Set problem:
Restate every entry word for word.
+++
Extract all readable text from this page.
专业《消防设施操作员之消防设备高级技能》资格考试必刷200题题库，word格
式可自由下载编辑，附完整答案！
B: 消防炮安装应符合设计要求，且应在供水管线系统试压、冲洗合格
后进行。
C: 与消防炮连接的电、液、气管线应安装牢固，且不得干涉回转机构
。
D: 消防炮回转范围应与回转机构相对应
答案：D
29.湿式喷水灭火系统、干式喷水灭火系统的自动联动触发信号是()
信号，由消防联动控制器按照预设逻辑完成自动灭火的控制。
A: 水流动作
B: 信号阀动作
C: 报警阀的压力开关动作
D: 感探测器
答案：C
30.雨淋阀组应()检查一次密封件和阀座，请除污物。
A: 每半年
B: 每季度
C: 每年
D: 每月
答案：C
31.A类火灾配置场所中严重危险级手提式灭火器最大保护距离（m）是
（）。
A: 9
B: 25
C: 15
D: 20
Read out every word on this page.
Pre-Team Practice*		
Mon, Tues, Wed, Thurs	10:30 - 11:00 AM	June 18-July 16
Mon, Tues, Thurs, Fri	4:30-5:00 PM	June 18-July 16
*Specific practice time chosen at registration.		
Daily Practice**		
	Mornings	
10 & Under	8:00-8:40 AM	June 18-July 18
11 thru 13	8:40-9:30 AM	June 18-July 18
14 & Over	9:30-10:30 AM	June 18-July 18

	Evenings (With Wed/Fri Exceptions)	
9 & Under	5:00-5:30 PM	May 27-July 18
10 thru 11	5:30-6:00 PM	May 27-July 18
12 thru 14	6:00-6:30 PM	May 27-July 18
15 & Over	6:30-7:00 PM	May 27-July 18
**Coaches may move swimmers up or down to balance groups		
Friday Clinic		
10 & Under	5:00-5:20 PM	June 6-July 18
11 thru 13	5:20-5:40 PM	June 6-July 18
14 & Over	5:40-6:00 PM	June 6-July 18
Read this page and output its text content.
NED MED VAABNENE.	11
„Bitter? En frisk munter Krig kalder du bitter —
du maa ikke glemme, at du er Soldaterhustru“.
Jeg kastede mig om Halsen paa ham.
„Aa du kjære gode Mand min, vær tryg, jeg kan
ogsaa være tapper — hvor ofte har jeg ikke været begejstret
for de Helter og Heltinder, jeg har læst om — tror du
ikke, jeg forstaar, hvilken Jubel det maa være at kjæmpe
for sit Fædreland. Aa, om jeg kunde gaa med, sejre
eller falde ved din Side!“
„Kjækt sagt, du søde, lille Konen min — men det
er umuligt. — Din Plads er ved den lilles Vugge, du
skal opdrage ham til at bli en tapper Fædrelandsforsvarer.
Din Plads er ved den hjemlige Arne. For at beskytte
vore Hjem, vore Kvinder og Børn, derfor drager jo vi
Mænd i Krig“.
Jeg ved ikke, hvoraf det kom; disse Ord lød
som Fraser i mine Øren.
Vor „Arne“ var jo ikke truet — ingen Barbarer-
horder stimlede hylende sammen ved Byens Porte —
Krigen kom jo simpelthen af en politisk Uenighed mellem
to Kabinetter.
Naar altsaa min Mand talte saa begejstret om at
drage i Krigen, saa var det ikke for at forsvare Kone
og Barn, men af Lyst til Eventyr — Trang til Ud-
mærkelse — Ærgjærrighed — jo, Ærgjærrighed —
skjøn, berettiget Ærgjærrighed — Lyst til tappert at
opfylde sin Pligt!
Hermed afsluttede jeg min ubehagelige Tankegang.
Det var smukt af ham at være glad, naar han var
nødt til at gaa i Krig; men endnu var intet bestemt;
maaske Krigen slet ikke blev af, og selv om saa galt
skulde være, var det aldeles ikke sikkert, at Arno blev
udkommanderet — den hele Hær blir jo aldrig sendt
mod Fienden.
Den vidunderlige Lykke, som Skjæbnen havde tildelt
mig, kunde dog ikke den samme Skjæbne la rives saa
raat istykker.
+++
Answer to this problem:
Extract all readable text from this page.
专业《消防设施操作员之消防设备高级技能》资格考试必刷200题题库，word格
式可自由下载编辑，附完整答案！
B: 消防炮安装应符合设计要求，且应在供水管线系统试压、冲洗合格
后进行。
C: 与消防炮连接的电、液、气管线应安装牢固，且不得干涉回转机构
。
D: 消防炮回转范围应与回转机构相对应
答案：D
29.湿式喷水灭火系统、干式喷水灭火系统的自动联动触发信号是()
信号，由消防联动控制器按照预设逻辑完成自动灭火的控制。
A: 水流动作
B: 信号阀动作
C: 报警阀的压力开关动作
D: 感探测器
答案：C
30.雨淋阀组应()检查一次密封件和阀座，请除污物。
A: 每半年
B: 每季度
C: 每年
D: 每月
答案：C
31.A类火灾配置场所中严重危险级手提式灭火器最大保护距离（m）是
（）。
A: 9
B: 25
C: 15
D: 20
Read out every word on this page.
Pre-Team Practice*		
Mon, Tues, Wed, Thurs	10:30 - 11:00 AM	June 18-July 16
Mon, Tues, Thurs, Fri	4:30-5:00 PM	June 18-July 16
*Specific practice time chosen at registration.		
Daily Practice**		
	Mornings	
10 & Under	8:00-8:40 AM	June 18-July 18
11 thru 13	8:40-9:30 AM	June 18-July 18
14 & Over	9:30-10:30 AM	June 18-July 18

	Evenings (With Wed/Fri Exceptions)	
9 & Under	5:00-5:30 PM	May 27-July 18
10 thru 11	5:30-6:00 PM	May 27-July 18
12 thru 14	6:00-6:30 PM	May 27-July 18
15 & Over	6:30-7:00 PM	May 27-July 18
**Coaches may move swimmers up or down to balance groups		
Friday Clinic		
10 & Under	5:00-5:20 PM	June 6-July 18
11 thru 13	5:20-5:40 PM	June 6-July 18
14 & Over	5:40-6:00 PM	June 6-July 18
Read this page and output its text content.
NED MED VAABNENE.	11
„Bitter? En frisk munter Krig kalder du bitter —
du maa ikke glemme, at du er Soldaterhustru“.
Jeg kastede mig om Halsen paa ham.
„Aa du kjære gode Mand min, vær tryg, jeg kan
ogsaa være tapper — hvor ofte har jeg ikke været begejstret
for de Helter og Heltinder, jeg har læst om — tror du
ikke, jeg forstaar, hvilken Jubel det maa være at kjæmpe
for sit Fædreland. Aa, om jeg kunde gaa med, sejre
eller falde ved din Side!“
„Kjækt sagt, du søde, lille Konen min — men det
er umuligt. — Din Plads er ved den lilles Vugge, du
skal opdrage ham til at bli en tapper Fædrelandsforsvarer.
Din Plads er ved den hjemlige Arne. For at beskytte
vore Hjem, vore Kvinder og Børn, derfor drager jo vi
Mænd i Krig“.
Jeg ved ikke, hvoraf det kom; disse Ord lød
som Fraser i mine Øren.
Vor „Arne“ var jo ikke truet — ingen Barbarer-
horder stimlede hylende sammen ved Byens Porte —
Krigen kom jo simpelthen af en politisk Uenighed mellem
to Kabinetter.
Naar altsaa min Mand talte saa begejstret om at
drage i Krigen, saa var det ikke for at forsvare Kone
og Barn, men af Lyst til Eventyr — Trang til Ud-
mærkelse — Ærgjærrighed — jo, Ærgjærrighed —
skjøn, berettiget Ærgjærrighed — Lyst til tappert at
opfylde sin Pligt!
Hermed afsluttede jeg min ubehagelige Tankegang.
Det var smukt af ham at være glad, naar han var
nødt til at gaa i Krig; men endnu var intet bestemt;
maaske Krigen slet ikke blev af, og selv om saa galt
skulde være, var det aldeles ikke sikkert, at Arno blev
udkommanderet — den hele Hær blir jo aldrig sendt
mod Fienden.
Den vidunderlige Lykke, som Skjæbnen havde tildelt
mig, kunde dog ikke den samme Skjæbne la rives saa
raat istykker.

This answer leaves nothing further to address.